Exercise task:
Return a copy of every line in the records that includes the word "ευρώ".

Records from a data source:

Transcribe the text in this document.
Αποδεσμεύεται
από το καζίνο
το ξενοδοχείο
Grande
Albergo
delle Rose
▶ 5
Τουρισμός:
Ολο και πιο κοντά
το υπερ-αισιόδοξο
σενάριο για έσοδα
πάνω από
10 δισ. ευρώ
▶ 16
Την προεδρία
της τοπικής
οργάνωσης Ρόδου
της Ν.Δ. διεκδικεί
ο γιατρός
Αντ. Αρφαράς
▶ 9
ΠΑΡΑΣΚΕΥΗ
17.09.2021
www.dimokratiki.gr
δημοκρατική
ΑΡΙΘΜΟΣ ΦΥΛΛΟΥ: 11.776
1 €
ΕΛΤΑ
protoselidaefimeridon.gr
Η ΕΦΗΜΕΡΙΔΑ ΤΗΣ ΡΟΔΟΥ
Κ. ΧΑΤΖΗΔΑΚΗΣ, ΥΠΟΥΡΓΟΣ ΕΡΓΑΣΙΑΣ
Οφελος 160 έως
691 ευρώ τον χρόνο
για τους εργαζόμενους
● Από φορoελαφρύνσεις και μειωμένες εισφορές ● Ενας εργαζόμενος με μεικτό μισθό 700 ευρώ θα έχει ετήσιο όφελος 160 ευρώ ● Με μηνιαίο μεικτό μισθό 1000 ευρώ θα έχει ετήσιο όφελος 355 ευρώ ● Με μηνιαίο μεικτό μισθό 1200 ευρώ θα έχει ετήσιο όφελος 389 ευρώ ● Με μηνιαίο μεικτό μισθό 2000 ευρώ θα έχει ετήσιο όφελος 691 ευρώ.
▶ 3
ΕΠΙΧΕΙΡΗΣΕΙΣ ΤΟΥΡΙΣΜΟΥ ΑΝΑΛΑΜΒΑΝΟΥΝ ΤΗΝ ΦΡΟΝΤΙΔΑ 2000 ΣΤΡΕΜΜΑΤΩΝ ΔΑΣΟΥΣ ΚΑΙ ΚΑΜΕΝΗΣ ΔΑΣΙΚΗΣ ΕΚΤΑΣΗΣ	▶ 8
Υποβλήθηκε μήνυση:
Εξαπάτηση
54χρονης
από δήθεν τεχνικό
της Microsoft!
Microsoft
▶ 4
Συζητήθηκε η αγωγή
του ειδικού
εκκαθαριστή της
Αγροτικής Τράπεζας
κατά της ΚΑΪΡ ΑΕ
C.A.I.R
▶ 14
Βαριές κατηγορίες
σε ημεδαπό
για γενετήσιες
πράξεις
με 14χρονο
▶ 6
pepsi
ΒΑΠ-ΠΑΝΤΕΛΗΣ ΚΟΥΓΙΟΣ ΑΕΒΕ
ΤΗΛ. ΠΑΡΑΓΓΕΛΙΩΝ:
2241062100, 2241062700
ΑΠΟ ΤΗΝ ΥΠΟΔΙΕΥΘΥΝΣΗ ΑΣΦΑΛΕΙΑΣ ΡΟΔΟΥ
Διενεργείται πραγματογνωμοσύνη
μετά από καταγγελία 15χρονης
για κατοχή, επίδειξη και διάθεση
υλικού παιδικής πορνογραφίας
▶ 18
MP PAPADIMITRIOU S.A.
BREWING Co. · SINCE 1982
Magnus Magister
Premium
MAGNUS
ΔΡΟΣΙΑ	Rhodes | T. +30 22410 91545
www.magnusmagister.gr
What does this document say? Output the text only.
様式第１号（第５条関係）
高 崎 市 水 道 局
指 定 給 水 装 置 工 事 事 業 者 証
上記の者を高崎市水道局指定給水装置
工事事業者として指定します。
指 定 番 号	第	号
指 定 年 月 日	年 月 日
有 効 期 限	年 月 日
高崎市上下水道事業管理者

Complete output:
10 δισ. ευρώ
691 ευρώ τον χρόνο
● Από φορoελαφρύνσεις και μειωμένες εισφορές ● Ενας εργαζόμενος με μεικτό μισθό 700 ευρώ θα έχει ετήσιο όφελος 160 ευρώ ● Με μηνιαίο μεικτό μισθό 1000 ευρώ θα έχει ετήσιο όφελος 355 ευρώ ● Με μηνιαίο μεικτό μισθό 1200 ευρώ θα έχει ετήσιο όφελος 389 ευρώ ● Με μηνιαίο μεικτό μισθό 2000 ευρώ θα έχει ετήσιο όφελος 691 ευρώ.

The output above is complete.